Images must not appear in your copy; reproduce every other part of the records exactly.

— start of Records provided —

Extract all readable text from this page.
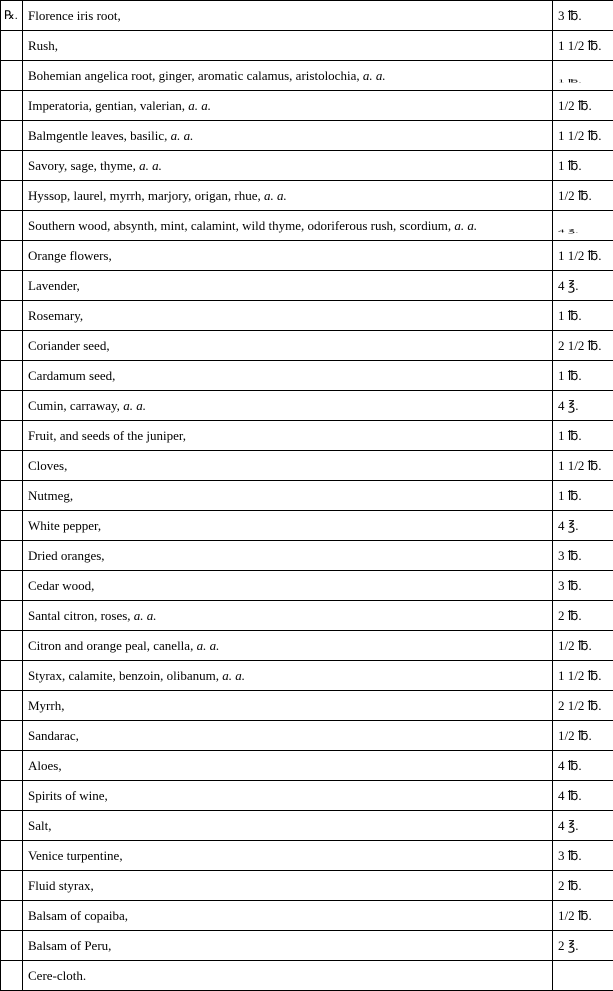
℞.	Florence iris root,	3 ℔.
	Rush,	1 1/2 ℔.
	Bohemian angelica root, ginger, aromatic calamus, aristolochia, a. a.	1 ℔.
	Imperatoria, gentian, valerian, a. a.	1/2 ℔.
	Balmgentle leaves, basilic, a. a.	1 1/2 ℔.
	Savory, sage, thyme, a. a.	1 ℔.
	Hyssop, laurel, myrrh, marjory, origan, rhue, a. a.	1/2 ℔.
	Southern wood, absynth, mint, calamint, wild thyme, odoriferous rush, scordium, a. a.	4 ℥.
	Orange flowers,	1 1/2 ℔.
	Lavender,	4 ℥.
	Rosemary,	1 ℔.
	Coriander seed,	2 1/2 ℔.
	Cardamum seed,	1 ℔.
	Cumin, carraway, a. a.	4 ℥.
	Fruit, and seeds of the juniper,	1 ℔.
	Cloves,	1 1/2 ℔.
	Nutmeg,	1 ℔.
	White pepper,	4 ℥.
	Dried oranges,	3 ℔.
	Cedar wood,	3 ℔.
	Santal citron, roses, a. a.	2 ℔.
	Citron and orange peal, canella, a. a.	1/2 ℔.
	Styrax, calamite, benzoin, olibanum, a. a.	1 1/2 ℔.
	Myrrh,	2 1/2 ℔.
	Sandarac,	1/2 ℔.
	Aloes,	4 ℔.
	Spirits of wine,	4 ℔.
	Salt,	4 ℥.
	Venice turpentine,	3 ℔.
	Fluid styrax,	2 ℔.
	Balsam of copaiba,	1/2 ℔.
	Balsam of Peru,	2 ℥.
	Cere-cloth.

— end of Records provided —

■ Full answer:
Extract all readable text from this page.
℞.	Florence iris root,	3 ℔.
	Rush,	1 1/2 ℔.
	Bohemian angelica root, ginger, aromatic calamus, aristolochia, a. a.	1 ℔.
	Imperatoria, gentian, valerian, a. a.	1/2 ℔.
	Balmgentle leaves, basilic, a. a.	1 1/2 ℔.
	Savory, sage, thyme, a. a.	1 ℔.
	Hyssop, laurel, myrrh, marjory, origan, rhue, a. a.	1/2 ℔.
	Southern wood, absynth, mint, calamint, wild thyme, odoriferous rush, scordium, a. a.	4 ℥.
	Orange flowers,	1 1/2 ℔.
	Lavender,	4 ℥.
	Rosemary,	1 ℔.
	Coriander seed,	2 1/2 ℔.
	Cardamum seed,	1 ℔.
	Cumin, carraway, a. a.	4 ℥.
	Fruit, and seeds of the juniper,	1 ℔.
	Cloves,	1 1/2 ℔.
	Nutmeg,	1 ℔.
	White pepper,	4 ℥.
	Dried oranges,	3 ℔.
	Cedar wood,	3 ℔.
	Santal citron, roses, a. a.	2 ℔.
	Citron and orange peal, canella, a. a.	1/2 ℔.
	Styrax, calamite, benzoin, olibanum, a. a.	1 1/2 ℔.
	Myrrh,	2 1/2 ℔.
	Sandarac,	1/2 ℔.
	Aloes,	4 ℔.
	Spirits of wine,	4 ℔.
	Salt,	4 ℥.
	Venice turpentine,	3 ℔.
	Fluid styrax,	2 ℔.
	Balsam of copaiba,	1/2 ℔.
	Balsam of Peru,	2 ℥.
	Cere-cloth.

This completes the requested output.